(Saved data entries)

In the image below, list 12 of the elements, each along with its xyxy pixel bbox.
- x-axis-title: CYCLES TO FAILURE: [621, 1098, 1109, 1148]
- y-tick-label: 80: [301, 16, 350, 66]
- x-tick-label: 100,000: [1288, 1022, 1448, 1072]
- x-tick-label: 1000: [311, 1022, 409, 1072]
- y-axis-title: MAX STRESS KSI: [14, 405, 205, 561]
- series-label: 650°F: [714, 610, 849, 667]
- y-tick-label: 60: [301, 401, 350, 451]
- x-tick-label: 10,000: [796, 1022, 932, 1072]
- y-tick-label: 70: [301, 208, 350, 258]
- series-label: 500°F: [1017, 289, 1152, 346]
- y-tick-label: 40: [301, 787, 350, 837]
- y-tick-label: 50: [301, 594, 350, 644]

▶ **GOAL**:
Repeat all of the data above line by line, without changing anything.

▶ **FULL OUTPUT**:
In the image below, list 12 of the elements, each along with its xyxy pixel bbox.
- x-axis-title: CYCLES TO FAILURE: [621, 1098, 1109, 1148]
- y-tick-label: 80: [301, 16, 350, 66]
- x-tick-label: 100,000: [1288, 1022, 1448, 1072]
- x-tick-label: 1000: [311, 1022, 409, 1072]
- y-axis-title: MAX STRESS KSI: [14, 405, 205, 561]
- series-label: 650°F: [714, 610, 849, 667]
- y-tick-label: 60: [301, 401, 350, 451]
- x-tick-label: 10,000: [796, 1022, 932, 1072]
- y-tick-label: 70: [301, 208, 350, 258]
- series-label: 500°F: [1017, 289, 1152, 346]
- y-tick-label: 40: [301, 787, 350, 837]
- y-tick-label: 50: [301, 594, 350, 644]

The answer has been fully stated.